====== Material

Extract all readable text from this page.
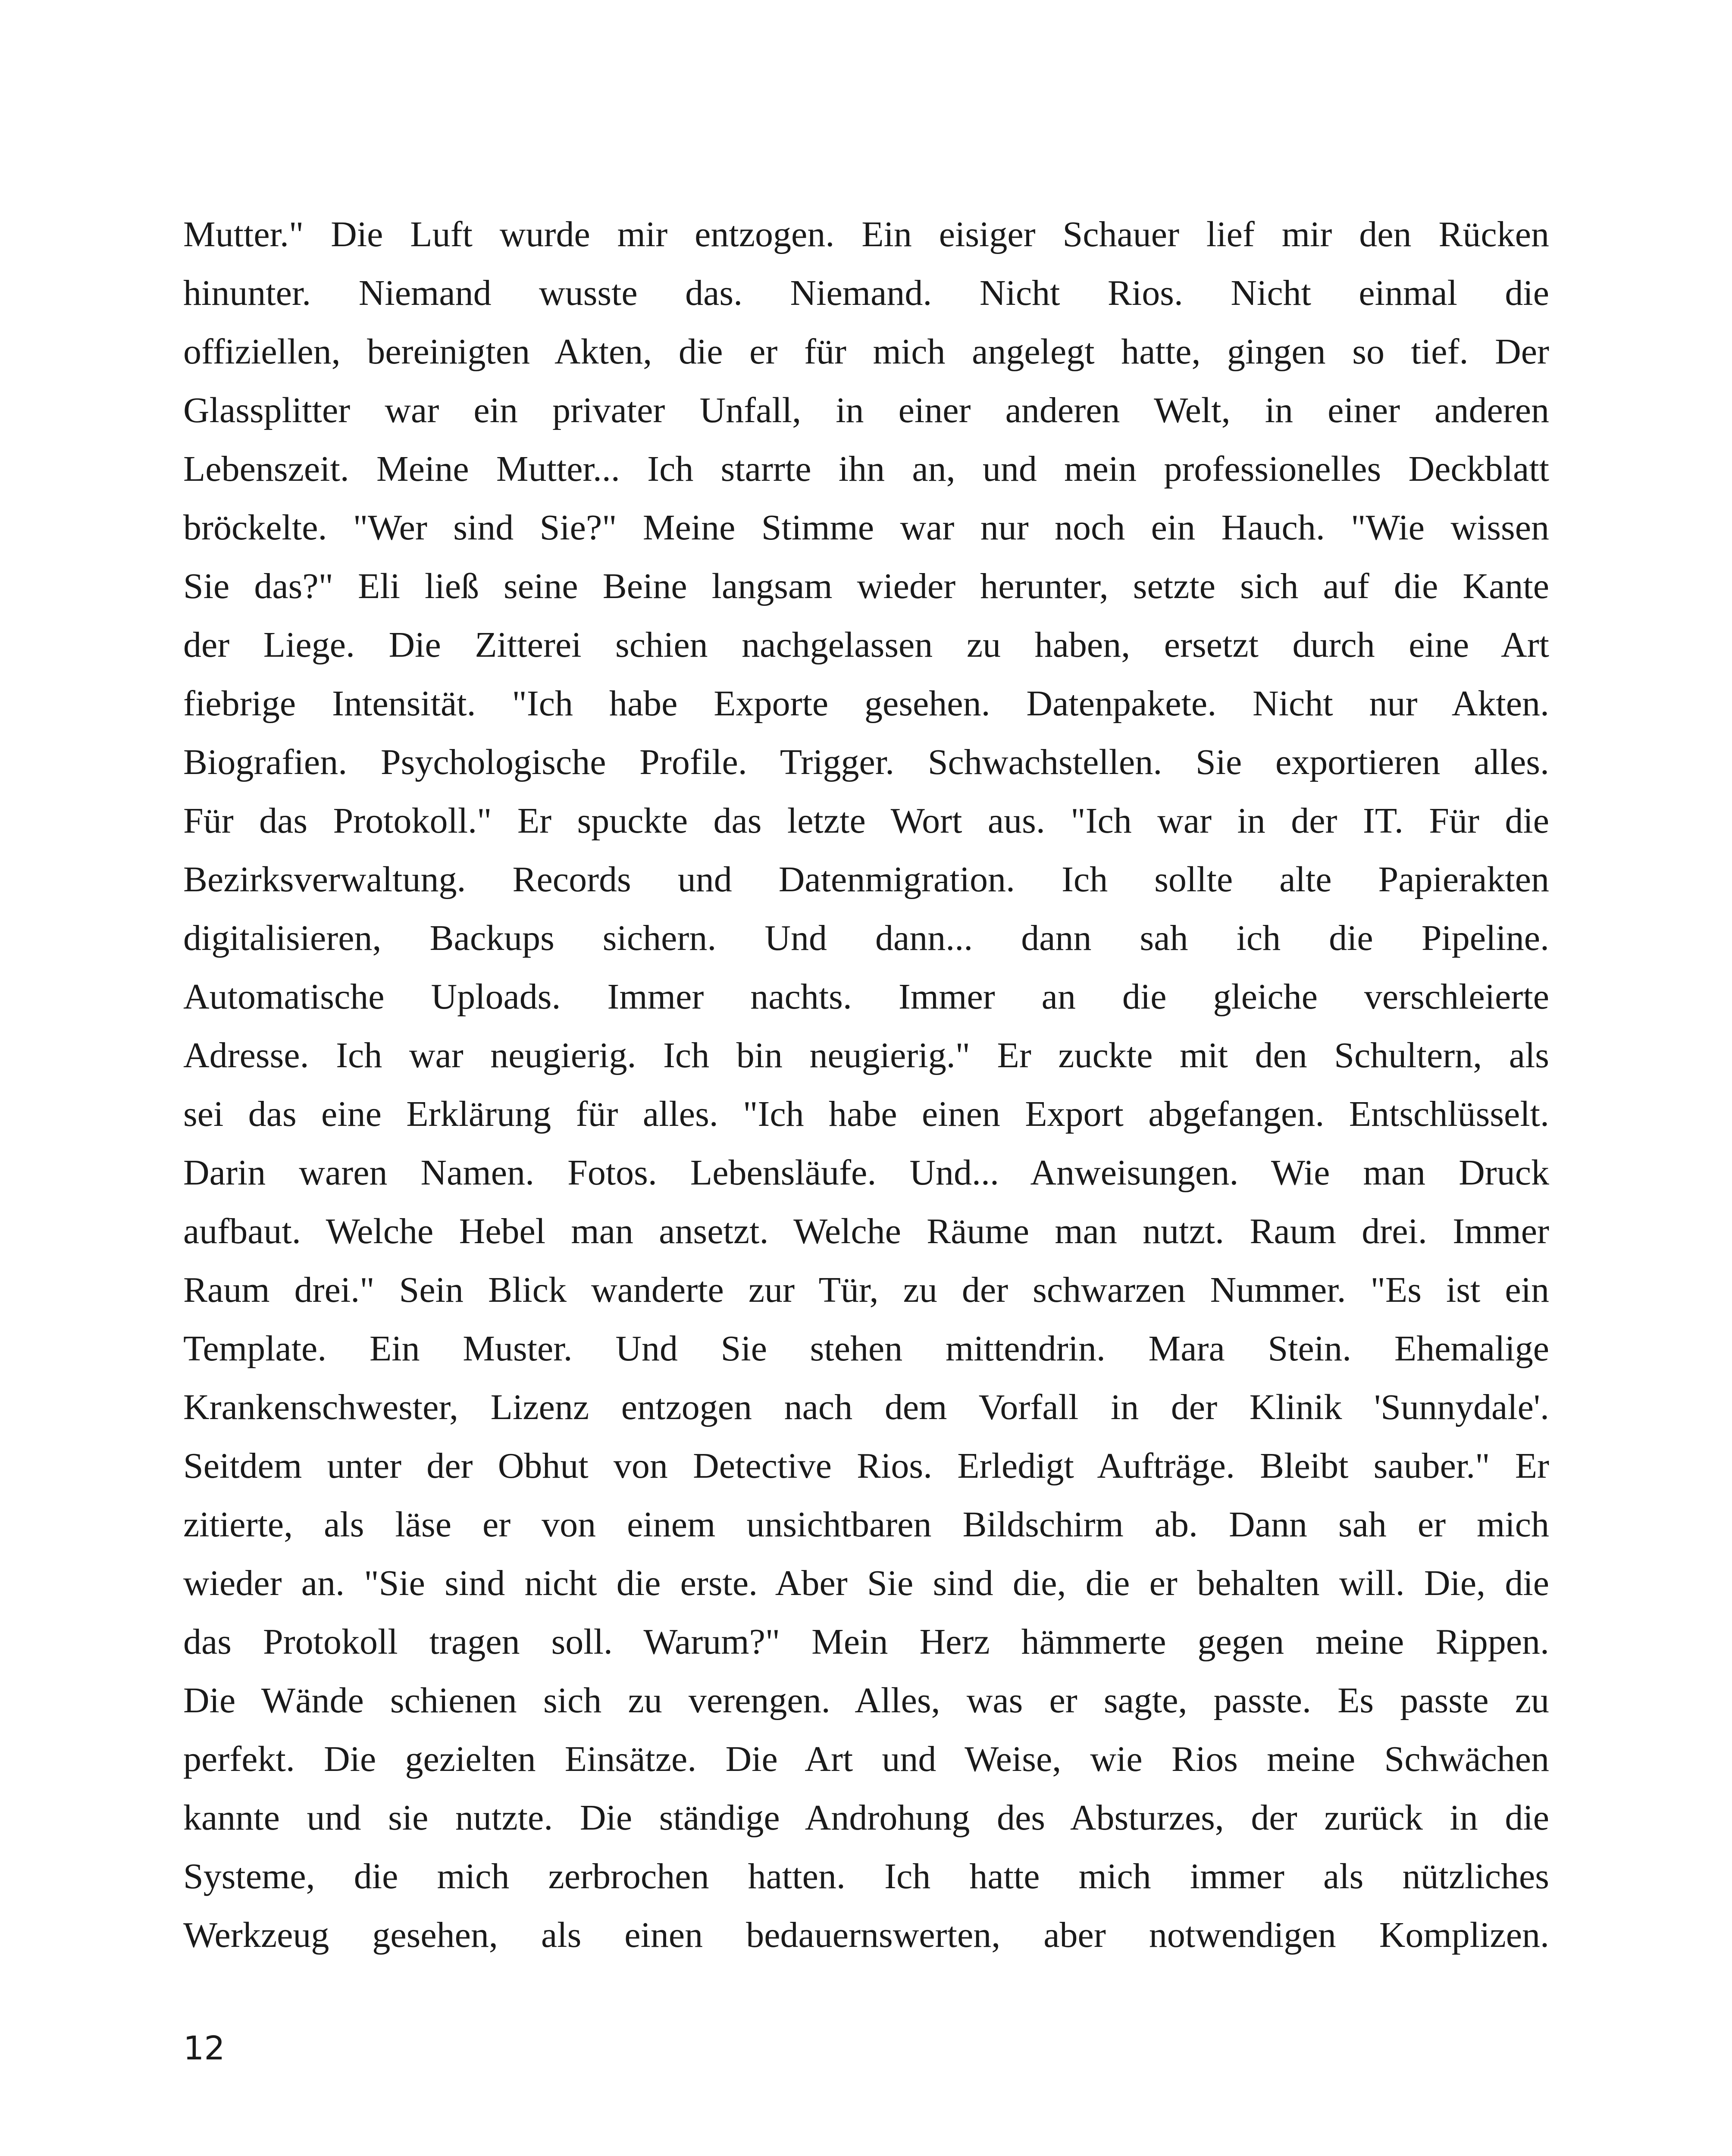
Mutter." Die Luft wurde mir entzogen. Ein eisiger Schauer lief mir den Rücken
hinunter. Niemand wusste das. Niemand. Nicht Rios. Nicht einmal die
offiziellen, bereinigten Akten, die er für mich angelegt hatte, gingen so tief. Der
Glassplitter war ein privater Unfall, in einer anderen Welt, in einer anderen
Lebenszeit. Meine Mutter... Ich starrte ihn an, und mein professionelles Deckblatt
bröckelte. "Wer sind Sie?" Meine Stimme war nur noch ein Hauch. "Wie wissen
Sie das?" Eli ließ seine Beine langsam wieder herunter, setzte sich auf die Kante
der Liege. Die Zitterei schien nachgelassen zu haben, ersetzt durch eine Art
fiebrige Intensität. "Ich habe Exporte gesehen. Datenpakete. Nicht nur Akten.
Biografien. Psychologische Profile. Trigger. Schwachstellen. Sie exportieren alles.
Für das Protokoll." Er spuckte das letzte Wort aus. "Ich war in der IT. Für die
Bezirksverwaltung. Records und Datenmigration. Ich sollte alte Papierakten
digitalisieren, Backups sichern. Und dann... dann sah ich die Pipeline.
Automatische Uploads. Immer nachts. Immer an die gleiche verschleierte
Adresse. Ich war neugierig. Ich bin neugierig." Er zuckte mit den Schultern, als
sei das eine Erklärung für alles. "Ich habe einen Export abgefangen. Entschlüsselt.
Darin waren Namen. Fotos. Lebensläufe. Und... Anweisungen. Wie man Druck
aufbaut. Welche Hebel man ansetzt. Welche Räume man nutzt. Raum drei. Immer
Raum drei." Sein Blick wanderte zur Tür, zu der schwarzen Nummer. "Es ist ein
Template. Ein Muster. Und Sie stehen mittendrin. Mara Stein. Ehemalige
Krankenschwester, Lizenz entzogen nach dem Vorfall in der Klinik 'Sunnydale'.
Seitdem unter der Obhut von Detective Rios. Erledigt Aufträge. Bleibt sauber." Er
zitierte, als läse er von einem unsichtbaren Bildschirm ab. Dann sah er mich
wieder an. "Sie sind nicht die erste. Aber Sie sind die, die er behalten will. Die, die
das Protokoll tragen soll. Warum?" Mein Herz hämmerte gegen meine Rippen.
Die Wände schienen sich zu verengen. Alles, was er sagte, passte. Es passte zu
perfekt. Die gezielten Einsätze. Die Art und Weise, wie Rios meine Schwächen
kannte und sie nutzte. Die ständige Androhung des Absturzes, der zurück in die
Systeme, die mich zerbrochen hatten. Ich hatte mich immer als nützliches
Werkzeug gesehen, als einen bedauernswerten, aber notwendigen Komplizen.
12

============
====== Material

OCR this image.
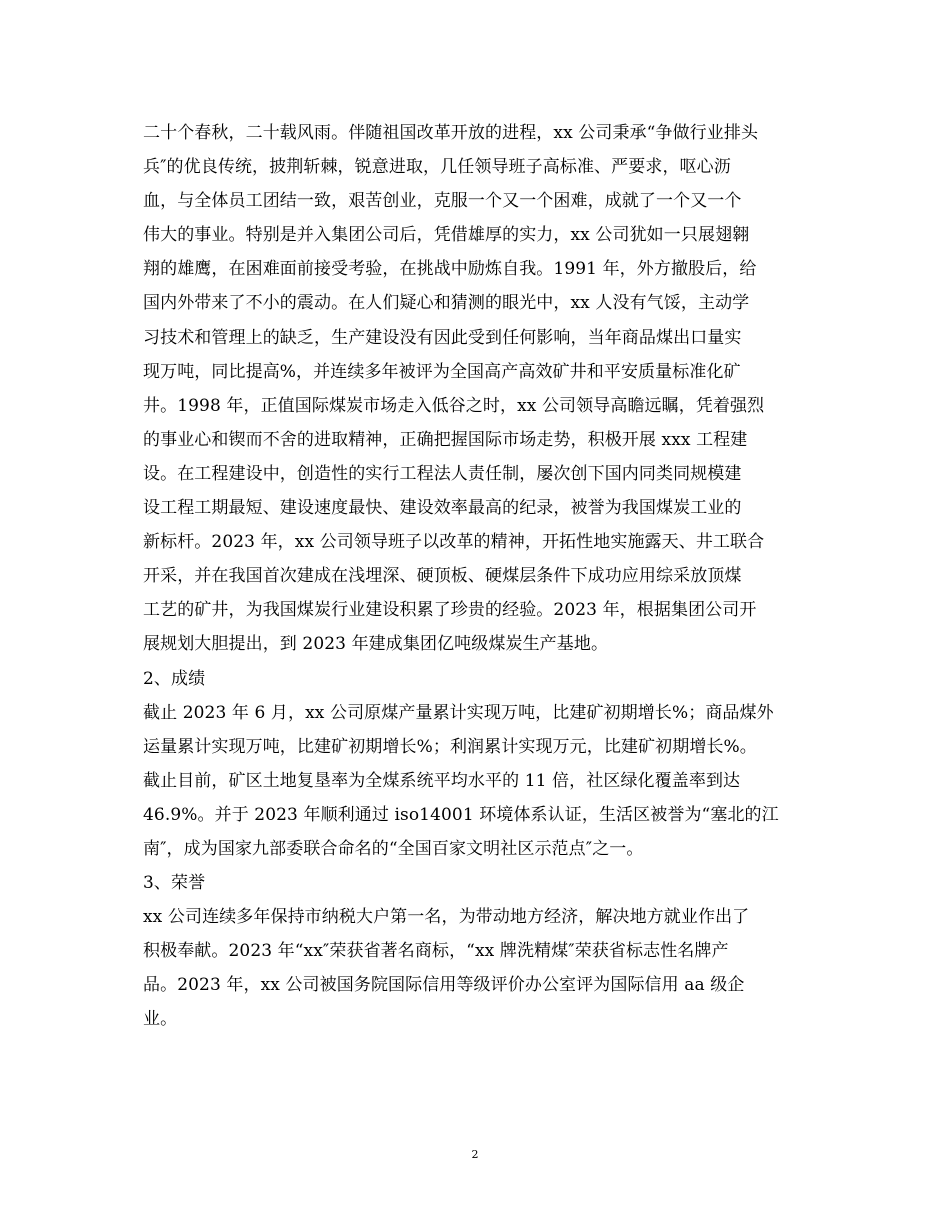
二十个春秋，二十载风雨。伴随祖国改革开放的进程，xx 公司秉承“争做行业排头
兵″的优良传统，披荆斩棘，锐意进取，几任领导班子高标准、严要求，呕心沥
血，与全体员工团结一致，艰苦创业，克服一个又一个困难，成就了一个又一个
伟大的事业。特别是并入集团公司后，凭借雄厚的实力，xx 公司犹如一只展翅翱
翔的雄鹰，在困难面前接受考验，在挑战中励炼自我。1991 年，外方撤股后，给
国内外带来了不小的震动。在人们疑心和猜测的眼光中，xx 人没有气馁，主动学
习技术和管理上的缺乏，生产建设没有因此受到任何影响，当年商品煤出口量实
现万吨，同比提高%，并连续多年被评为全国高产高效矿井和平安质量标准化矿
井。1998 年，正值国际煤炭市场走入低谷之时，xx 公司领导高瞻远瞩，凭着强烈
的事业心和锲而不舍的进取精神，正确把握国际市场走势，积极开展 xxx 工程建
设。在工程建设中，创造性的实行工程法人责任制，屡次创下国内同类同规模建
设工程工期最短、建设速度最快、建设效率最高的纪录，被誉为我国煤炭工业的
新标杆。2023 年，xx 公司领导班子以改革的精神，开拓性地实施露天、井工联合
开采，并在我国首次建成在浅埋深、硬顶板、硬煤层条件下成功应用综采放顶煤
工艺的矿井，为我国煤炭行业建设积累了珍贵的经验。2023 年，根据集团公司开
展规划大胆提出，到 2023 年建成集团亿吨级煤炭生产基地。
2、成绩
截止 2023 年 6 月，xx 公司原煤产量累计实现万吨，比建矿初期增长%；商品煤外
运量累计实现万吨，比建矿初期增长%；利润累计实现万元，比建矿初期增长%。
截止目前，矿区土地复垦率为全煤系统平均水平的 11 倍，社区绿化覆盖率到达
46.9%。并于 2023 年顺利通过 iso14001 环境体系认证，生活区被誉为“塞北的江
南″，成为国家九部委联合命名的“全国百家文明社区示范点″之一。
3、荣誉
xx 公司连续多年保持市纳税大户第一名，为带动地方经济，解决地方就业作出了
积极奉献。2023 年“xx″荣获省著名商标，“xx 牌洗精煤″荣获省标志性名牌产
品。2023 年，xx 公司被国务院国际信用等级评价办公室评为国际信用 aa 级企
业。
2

============
====== Material

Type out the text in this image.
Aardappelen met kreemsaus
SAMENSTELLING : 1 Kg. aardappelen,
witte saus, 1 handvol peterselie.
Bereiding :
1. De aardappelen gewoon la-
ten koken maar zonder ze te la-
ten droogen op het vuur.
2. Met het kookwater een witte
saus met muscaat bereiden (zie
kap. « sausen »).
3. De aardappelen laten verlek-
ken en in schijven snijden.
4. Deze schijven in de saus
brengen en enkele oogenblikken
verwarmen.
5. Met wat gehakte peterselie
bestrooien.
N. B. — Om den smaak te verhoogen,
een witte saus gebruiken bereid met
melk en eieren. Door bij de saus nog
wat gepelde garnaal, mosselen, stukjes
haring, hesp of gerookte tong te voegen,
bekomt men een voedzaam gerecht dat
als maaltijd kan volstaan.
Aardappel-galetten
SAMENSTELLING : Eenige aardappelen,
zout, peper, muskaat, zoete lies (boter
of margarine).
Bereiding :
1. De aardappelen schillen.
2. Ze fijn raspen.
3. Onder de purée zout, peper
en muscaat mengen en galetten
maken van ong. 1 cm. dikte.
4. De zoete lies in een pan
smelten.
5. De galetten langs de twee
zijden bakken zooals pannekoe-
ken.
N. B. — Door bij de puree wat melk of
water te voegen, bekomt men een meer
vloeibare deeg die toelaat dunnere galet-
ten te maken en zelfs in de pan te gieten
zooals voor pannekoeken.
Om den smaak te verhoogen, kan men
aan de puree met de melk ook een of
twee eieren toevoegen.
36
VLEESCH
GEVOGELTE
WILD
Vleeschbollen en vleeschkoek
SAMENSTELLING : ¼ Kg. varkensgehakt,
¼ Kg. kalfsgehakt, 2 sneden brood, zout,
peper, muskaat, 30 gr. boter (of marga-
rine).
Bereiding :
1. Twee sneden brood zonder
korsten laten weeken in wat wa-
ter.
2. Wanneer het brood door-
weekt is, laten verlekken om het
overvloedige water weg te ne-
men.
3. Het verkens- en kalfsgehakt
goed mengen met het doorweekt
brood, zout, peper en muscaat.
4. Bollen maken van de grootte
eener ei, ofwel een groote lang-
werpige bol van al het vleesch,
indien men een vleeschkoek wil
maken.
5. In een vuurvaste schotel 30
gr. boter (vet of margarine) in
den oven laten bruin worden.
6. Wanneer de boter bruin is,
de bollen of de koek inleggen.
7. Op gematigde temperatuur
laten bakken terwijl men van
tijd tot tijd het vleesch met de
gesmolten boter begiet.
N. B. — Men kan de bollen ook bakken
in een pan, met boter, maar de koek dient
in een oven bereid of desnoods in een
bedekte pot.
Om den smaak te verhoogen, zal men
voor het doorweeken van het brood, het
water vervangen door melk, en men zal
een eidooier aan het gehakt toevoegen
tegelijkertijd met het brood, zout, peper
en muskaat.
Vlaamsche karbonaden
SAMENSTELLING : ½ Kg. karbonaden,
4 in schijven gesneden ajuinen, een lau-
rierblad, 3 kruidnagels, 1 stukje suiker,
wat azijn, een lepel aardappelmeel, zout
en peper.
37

============

## Goal
Find every line in the listing that holds the string "Raum", then say how many there are as a bare number.

## Output below
2